Can you transcribe the data exactly? Leave the pictures out.

■ Data records:
* Start *

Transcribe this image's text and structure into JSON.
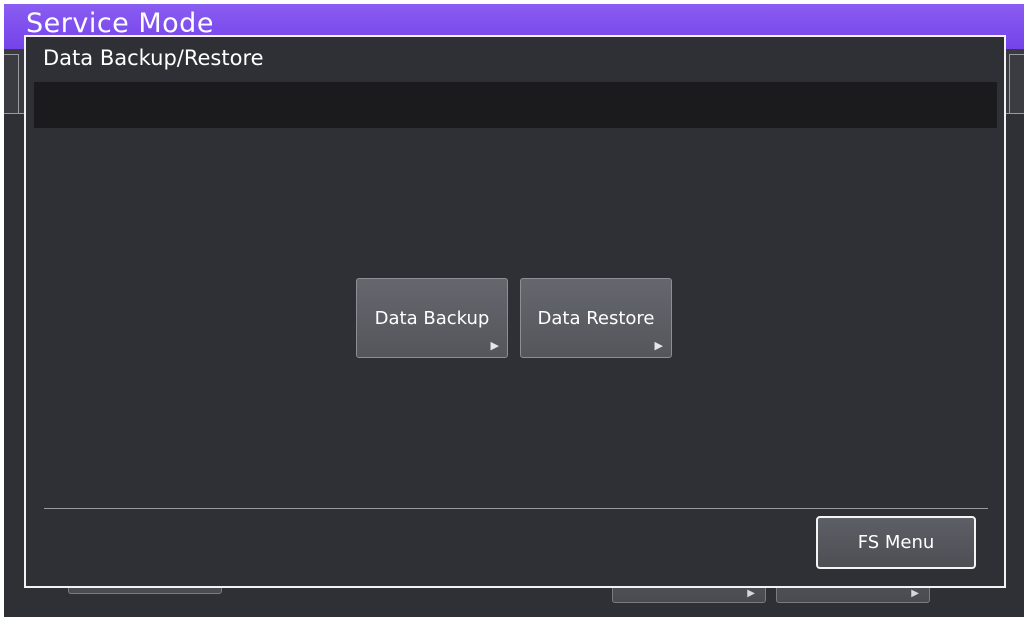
{
  "background_screen": {
    "title": "Service Mode",
    "header_color": "#7a4bee"
  },
  "dialog": {
    "title": "Data Backup/Restore",
    "message": "",
    "buttons": [
      {
        "label": "Data Backup",
        "arrow": "▶"
      },
      {
        "label": "Data Restore",
        "arrow": "▶"
      }
    ],
    "footer_button": "FS Menu"
  },
  "colors": {
    "accent": "#7a4bee",
    "panel": "#2f3035",
    "message_bar": "#1b1b1d",
    "button": "#5f6168"
  }
}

* End *

■ Response to this exercise:
Transcribe this image's text and structure into JSON.
{
  "background_screen": {
    "title": "Service Mode",
    "header_color": "#7a4bee"
  },
  "dialog": {
    "title": "Data Backup/Restore",
    "message": "",
    "buttons": [
      {
        "label": "Data Backup",
        "arrow": "▶"
      },
      {
        "label": "Data Restore",
        "arrow": "▶"
      }
    ],
    "footer_button": "FS Menu"
  },
  "colors": {
    "accent": "#7a4bee",
    "panel": "#2f3035",
    "message_bar": "#1b1b1d",
    "button": "#5f6168"
  }
}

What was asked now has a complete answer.